### Goal of the exercise
From the data below, return all lines holding the string "complex".

Stored records
* * * * *
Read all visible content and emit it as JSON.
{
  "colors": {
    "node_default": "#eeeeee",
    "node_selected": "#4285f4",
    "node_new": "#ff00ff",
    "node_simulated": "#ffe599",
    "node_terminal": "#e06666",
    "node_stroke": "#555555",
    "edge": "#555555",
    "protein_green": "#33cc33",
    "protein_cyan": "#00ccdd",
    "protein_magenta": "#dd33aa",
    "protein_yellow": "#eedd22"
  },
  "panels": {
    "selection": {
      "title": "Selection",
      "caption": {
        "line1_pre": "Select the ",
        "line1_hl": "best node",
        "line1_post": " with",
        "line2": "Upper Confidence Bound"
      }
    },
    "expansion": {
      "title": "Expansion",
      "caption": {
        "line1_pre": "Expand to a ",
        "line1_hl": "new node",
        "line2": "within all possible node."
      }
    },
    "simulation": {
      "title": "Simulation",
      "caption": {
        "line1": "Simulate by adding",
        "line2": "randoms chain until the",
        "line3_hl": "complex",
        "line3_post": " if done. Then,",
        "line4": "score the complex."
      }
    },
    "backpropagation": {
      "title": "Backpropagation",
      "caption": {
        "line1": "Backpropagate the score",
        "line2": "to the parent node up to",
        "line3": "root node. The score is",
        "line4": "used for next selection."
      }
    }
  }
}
* * * * *
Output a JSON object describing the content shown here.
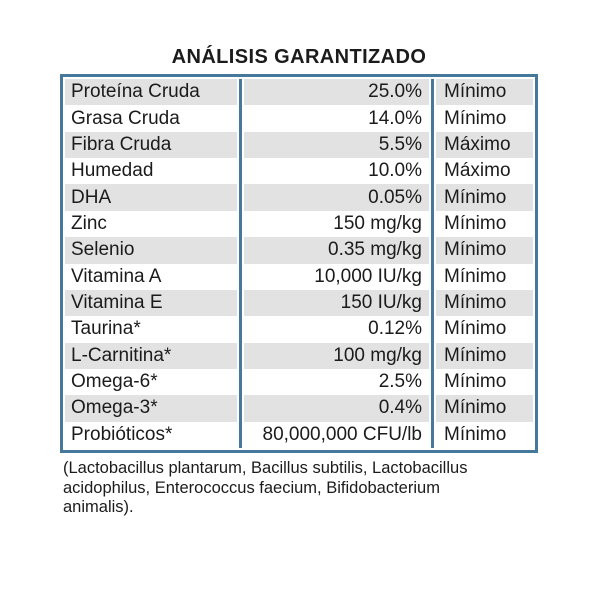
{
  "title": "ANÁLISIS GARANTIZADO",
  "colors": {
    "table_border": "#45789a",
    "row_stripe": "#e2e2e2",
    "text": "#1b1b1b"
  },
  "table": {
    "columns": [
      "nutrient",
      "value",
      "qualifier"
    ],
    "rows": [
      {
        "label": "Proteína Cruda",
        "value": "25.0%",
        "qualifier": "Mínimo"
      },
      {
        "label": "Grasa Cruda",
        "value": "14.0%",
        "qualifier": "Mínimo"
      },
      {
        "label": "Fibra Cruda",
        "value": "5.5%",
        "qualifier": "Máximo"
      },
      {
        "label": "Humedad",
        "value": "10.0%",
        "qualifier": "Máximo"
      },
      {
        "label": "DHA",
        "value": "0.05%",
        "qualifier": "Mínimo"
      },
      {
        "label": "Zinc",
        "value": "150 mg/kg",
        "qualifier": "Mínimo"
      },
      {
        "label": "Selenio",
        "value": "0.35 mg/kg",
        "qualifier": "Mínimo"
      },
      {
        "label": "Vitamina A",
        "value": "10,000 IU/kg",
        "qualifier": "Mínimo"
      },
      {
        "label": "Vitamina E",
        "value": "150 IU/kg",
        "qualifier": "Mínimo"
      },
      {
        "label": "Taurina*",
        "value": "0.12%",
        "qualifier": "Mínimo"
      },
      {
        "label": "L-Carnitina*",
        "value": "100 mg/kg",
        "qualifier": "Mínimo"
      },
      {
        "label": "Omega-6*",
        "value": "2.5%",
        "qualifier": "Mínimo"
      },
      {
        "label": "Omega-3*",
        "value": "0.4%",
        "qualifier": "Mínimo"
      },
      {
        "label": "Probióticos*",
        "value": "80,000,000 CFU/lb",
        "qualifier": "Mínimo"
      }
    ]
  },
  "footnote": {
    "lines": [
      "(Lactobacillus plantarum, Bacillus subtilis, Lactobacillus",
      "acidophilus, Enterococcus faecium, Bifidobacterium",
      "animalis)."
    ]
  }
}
* * * * *
### Output for this exercise
        "line3_hl": "complex",
        "line4": "score the complex."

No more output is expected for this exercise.